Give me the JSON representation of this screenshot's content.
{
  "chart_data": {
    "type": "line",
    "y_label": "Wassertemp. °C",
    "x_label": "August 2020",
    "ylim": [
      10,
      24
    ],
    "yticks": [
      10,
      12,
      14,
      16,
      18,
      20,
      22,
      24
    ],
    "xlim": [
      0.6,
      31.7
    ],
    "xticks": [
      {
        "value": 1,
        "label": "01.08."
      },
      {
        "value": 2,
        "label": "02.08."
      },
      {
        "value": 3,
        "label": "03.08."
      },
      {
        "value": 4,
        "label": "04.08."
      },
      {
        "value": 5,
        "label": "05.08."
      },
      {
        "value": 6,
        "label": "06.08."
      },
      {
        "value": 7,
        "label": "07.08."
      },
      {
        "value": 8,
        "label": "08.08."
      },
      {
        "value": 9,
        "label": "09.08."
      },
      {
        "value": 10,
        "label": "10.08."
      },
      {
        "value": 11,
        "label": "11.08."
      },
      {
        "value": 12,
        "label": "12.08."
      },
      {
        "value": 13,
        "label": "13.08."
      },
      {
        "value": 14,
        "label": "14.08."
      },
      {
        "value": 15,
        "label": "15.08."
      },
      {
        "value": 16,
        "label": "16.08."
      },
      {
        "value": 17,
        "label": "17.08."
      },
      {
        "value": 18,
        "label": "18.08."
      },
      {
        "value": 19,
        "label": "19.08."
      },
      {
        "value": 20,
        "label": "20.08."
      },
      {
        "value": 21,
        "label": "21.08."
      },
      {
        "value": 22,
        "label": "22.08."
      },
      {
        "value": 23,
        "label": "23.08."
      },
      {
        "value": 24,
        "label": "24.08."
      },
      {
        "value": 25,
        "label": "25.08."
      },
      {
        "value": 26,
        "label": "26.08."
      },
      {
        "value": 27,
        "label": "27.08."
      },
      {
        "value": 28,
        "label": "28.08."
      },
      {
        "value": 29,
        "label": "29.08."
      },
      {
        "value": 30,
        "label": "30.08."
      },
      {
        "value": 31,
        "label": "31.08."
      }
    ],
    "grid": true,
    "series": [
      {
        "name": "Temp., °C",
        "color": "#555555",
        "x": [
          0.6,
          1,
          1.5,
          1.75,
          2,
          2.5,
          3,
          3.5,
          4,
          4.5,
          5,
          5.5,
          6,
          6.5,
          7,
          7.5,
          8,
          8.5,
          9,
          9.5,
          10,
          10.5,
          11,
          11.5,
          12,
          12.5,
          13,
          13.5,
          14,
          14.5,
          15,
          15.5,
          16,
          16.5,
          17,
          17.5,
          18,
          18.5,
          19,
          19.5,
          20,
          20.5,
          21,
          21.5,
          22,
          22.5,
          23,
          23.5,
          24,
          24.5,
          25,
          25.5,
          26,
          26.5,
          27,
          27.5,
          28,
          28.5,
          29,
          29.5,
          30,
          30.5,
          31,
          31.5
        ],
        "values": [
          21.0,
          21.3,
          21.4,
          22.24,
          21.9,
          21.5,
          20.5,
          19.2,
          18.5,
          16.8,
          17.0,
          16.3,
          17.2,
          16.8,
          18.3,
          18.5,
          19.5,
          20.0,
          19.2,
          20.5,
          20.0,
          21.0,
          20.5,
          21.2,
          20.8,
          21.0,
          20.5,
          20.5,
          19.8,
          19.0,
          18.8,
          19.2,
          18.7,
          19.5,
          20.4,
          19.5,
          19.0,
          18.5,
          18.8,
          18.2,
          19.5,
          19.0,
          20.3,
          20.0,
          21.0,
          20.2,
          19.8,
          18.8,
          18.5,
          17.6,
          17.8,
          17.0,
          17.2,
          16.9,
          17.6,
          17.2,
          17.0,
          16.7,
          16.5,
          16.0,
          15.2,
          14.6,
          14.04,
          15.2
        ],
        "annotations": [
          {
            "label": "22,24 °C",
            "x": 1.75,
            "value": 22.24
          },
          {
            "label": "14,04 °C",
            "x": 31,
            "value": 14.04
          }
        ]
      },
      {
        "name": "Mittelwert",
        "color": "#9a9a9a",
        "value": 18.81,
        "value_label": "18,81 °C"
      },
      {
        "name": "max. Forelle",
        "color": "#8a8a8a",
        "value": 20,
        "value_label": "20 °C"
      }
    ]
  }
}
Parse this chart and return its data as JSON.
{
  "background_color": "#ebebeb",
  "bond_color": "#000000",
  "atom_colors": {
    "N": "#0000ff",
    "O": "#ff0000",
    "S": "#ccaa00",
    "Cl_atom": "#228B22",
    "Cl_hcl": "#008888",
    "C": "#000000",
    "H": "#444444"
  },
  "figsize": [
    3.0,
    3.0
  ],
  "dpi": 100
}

_____

» **EXERCISE DETAILS**
Retype the records that precede this task, keeping them exactly the same.

» **FINISHED TASK**
Give me the JSON representation of this screenshot's content.
{
  "chart_data": {
    "type": "line",
    "y_label": "Wassertemp. °C",
    "x_label": "August 2020",
    "ylim": [
      10,
      24
    ],
    "yticks": [
      10,
      12,
      14,
      16,
      18,
      20,
      22,
      24
    ],
    "xlim": [
      0.6,
      31.7
    ],
    "xticks": [
      {
        "value": 1,
        "label": "01.08."
      },
      {
        "value": 2,
        "label": "02.08."
      },
      {
        "value": 3,
        "label": "03.08."
      },
      {
        "value": 4,
        "label": "04.08."
      },
      {
        "value": 5,
        "label": "05.08."
      },
      {
        "value": 6,
        "label": "06.08."
      },
      {
        "value": 7,
        "label": "07.08."
      },
      {
        "value": 8,
        "label": "08.08."
      },
      {
        "value": 9,
        "label": "09.08."
      },
      {
        "value": 10,
        "label": "10.08."
      },
      {
        "value": 11,
        "label": "11.08."
      },
      {
        "value": 12,
        "label": "12.08."
      },
      {
        "value": 13,
        "label": "13.08."
      },
      {
        "value": 14,
        "label": "14.08."
      },
      {
        "value": 15,
        "label": "15.08."
      },
      {
        "value": 16,
        "label": "16.08."
      },
      {
        "value": 17,
        "label": "17.08."
      },
      {
        "value": 18,
        "label": "18.08."
      },
      {
        "value": 19,
        "label": "19.08."
      },
      {
        "value": 20,
        "label": "20.08."
      },
      {
        "value": 21,
        "label": "21.08."
      },
      {
        "value": 22,
        "label": "22.08."
      },
      {
        "value": 23,
        "label": "23.08."
      },
      {
        "value": 24,
        "label": "24.08."
      },
      {
        "value": 25,
        "label": "25.08."
      },
      {
        "value": 26,
        "label": "26.08."
      },
      {
        "value": 27,
        "label": "27.08."
      },
      {
        "value": 28,
        "label": "28.08."
      },
      {
        "value": 29,
        "label": "29.08."
      },
      {
        "value": 30,
        "label": "30.08."
      },
      {
        "value": 31,
        "label": "31.08."
      }
    ],
    "grid": true,
    "series": [
      {
        "name": "Temp., °C",
        "color": "#555555",
        "x": [
          0.6,
          1,
          1.5,
          1.75,
          2,
          2.5,
          3,
          3.5,
          4,
          4.5,
          5,
          5.5,
          6,
          6.5,
          7,
          7.5,
          8,
          8.5,
          9,
          9.5,
          10,
          10.5,
          11,
          11.5,
          12,
          12.5,
          13,
          13.5,
          14,
          14.5,
          15,
          15.5,
          16,
          16.5,
          17,
          17.5,
          18,
          18.5,
          19,
          19.5,
          20,
          20.5,
          21,
          21.5,
          22,
          22.5,
          23,
          23.5,
          24,
          24.5,
          25,
          25.5,
          26,
          26.5,
          27,
          27.5,
          28,
          28.5,
          29,
          29.5,
          30,
          30.5,
          31,
          31.5
        ],
        "values": [
          21.0,
          21.3,
          21.4,
          22.24,
          21.9,
          21.5,
          20.5,
          19.2,
          18.5,
          16.8,
          17.0,
          16.3,
          17.2,
          16.8,
          18.3,
          18.5,
          19.5,
          20.0,
          19.2,
          20.5,
          20.0,
          21.0,
          20.5,
          21.2,
          20.8,
          21.0,
          20.5,
          20.5,
          19.8,
          19.0,
          18.8,
          19.2,
          18.7,
          19.5,
          20.4,
          19.5,
          19.0,
          18.5,
          18.8,
          18.2,
          19.5,
          19.0,
          20.3,
          20.0,
          21.0,
          20.2,
          19.8,
          18.8,
          18.5,
          17.6,
          17.8,
          17.0,
          17.2,
          16.9,
          17.6,
          17.2,
          17.0,
          16.7,
          16.5,
          16.0,
          15.2,
          14.6,
          14.04,
          15.2
        ],
        "annotations": [
          {
            "label": "22,24 °C",
            "x": 1.75,
            "value": 22.24
          },
          {
            "label": "14,04 °C",
            "x": 31,
            "value": 14.04
          }
        ]
      },
      {
        "name": "Mittelwert",
        "color": "#9a9a9a",
        "value": 18.81,
        "value_label": "18,81 °C"
      },
      {
        "name": "max. Forelle",
        "color": "#8a8a8a",
        "value": 20,
        "value_label": "20 °C"
      }
    ]
  }
}
Parse this chart and return its data as JSON.
{
  "background_color": "#ebebeb",
  "bond_color": "#000000",
  "atom_colors": {
    "N": "#0000ff",
    "O": "#ff0000",
    "S": "#ccaa00",
    "Cl_atom": "#228B22",
    "Cl_hcl": "#008888",
    "C": "#000000",
    "H": "#444444"
  },
  "figsize": [
    3.0,
    3.0
  ],
  "dpi": 100
}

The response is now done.